▸ **AIM OF THE EXERCISE**: Your task is to filter the data below down to the lines holding "recipient".

▸ **DATA SUPPLIED**:
[START]

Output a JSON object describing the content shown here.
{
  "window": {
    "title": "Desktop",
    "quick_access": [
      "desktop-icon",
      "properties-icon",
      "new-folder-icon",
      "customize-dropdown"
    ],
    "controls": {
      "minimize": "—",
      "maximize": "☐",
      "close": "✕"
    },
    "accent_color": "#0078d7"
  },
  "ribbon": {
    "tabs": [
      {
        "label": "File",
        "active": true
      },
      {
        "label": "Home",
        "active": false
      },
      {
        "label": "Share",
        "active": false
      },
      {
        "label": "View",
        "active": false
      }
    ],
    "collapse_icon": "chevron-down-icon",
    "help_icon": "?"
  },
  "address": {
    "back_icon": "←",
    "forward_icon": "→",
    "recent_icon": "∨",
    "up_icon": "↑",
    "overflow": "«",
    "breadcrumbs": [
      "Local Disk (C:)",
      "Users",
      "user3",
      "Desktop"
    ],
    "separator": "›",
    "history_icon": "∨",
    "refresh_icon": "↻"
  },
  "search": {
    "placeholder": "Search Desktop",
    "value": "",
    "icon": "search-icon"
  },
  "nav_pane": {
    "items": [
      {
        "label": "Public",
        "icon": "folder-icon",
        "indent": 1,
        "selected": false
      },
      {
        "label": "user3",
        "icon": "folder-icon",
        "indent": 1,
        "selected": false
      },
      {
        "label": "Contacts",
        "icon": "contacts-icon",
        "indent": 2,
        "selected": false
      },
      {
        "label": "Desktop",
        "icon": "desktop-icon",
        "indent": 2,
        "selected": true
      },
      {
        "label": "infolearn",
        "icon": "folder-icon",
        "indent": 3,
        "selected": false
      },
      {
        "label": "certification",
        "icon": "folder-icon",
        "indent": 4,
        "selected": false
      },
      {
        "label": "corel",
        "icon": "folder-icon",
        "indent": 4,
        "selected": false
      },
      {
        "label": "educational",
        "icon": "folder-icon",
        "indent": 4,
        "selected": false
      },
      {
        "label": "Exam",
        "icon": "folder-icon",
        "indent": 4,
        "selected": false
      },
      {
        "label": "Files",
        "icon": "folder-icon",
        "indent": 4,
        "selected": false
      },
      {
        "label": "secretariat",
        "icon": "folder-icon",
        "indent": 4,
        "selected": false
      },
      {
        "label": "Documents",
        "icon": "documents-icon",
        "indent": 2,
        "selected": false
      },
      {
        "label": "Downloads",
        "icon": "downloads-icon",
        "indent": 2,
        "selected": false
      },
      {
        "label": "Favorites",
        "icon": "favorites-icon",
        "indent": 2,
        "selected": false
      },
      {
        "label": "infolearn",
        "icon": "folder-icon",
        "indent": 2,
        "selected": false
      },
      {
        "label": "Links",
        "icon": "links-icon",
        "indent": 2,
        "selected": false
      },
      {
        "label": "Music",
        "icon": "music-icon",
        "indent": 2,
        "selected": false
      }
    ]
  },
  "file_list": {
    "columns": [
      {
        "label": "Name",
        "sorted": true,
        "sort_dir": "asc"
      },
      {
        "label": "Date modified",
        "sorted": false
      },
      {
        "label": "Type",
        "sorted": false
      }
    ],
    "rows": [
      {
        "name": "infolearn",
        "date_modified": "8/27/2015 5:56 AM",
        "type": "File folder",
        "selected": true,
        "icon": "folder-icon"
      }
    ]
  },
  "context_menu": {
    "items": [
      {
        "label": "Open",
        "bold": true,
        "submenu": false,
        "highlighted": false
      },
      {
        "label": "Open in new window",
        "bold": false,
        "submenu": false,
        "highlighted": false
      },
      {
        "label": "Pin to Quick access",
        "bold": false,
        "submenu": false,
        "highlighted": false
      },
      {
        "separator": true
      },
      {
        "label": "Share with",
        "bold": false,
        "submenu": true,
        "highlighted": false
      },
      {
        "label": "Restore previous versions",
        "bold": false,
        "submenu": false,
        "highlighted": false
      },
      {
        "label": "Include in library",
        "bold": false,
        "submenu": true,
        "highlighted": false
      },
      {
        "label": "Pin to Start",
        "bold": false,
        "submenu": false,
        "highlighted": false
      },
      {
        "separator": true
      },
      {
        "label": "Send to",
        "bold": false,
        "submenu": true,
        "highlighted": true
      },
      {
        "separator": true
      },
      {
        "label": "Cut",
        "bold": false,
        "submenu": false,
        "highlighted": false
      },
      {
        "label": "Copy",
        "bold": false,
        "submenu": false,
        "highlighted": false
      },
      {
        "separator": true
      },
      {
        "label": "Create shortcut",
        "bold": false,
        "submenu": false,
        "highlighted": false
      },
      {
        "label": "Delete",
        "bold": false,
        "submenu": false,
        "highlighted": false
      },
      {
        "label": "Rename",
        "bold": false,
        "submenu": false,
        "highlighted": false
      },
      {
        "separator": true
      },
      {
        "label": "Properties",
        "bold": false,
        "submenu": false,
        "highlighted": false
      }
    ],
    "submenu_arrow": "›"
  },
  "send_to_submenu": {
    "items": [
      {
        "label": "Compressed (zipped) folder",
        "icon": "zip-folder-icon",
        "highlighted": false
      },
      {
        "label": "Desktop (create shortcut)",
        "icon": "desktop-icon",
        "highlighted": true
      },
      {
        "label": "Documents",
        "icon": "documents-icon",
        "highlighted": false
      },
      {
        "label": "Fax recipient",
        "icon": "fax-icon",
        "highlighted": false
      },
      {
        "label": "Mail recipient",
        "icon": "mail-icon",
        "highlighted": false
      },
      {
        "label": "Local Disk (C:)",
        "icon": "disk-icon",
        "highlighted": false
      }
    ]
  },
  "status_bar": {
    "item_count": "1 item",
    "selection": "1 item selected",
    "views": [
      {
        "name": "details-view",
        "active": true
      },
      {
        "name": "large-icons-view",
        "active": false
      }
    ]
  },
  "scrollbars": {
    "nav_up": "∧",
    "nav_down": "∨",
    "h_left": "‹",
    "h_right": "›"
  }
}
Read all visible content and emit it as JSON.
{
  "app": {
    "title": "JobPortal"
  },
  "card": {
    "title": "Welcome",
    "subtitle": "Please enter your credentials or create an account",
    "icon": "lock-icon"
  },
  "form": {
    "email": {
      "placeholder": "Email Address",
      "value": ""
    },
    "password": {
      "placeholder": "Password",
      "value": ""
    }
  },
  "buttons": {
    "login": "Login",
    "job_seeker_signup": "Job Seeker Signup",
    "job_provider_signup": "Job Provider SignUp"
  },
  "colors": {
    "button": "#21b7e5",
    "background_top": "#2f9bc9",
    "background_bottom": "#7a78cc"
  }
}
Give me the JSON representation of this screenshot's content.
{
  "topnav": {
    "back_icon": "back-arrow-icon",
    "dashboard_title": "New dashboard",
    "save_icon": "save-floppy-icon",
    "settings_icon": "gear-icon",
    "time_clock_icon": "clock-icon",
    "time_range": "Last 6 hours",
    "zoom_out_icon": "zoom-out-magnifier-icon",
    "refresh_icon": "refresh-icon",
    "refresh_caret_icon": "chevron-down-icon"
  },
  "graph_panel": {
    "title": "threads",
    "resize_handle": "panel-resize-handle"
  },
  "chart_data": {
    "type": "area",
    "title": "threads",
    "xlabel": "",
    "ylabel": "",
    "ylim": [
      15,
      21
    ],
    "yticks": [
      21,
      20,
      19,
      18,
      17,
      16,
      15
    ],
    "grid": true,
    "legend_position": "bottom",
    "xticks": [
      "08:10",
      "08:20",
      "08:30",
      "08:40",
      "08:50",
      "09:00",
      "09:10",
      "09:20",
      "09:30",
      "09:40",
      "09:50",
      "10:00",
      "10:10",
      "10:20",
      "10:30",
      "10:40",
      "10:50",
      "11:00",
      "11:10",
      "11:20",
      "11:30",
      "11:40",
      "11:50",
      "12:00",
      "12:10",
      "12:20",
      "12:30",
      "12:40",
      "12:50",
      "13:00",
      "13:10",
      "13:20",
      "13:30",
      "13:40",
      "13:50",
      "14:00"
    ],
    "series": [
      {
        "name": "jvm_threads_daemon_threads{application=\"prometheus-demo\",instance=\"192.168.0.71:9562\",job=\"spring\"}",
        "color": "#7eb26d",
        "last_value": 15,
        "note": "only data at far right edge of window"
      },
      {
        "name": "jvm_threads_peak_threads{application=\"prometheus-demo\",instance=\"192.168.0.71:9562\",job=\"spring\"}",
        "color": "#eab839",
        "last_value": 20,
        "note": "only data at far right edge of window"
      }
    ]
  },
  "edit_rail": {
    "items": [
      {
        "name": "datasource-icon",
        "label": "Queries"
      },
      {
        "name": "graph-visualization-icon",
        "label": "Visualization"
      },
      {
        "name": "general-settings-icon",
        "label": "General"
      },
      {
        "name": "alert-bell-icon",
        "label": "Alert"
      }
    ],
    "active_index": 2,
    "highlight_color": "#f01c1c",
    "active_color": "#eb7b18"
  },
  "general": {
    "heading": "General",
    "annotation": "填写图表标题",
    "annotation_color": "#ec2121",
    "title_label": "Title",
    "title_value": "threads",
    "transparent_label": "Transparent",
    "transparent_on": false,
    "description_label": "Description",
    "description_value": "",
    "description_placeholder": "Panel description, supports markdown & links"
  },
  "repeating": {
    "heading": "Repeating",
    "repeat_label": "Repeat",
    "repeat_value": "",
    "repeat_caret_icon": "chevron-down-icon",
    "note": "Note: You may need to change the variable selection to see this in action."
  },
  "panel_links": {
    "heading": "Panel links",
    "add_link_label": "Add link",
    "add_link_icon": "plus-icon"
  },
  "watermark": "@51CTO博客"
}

[END]

▸ **RESULT FOR THIS EXERCISE**:
        "label": "Fax recipient",
        "label": "Mail recipient",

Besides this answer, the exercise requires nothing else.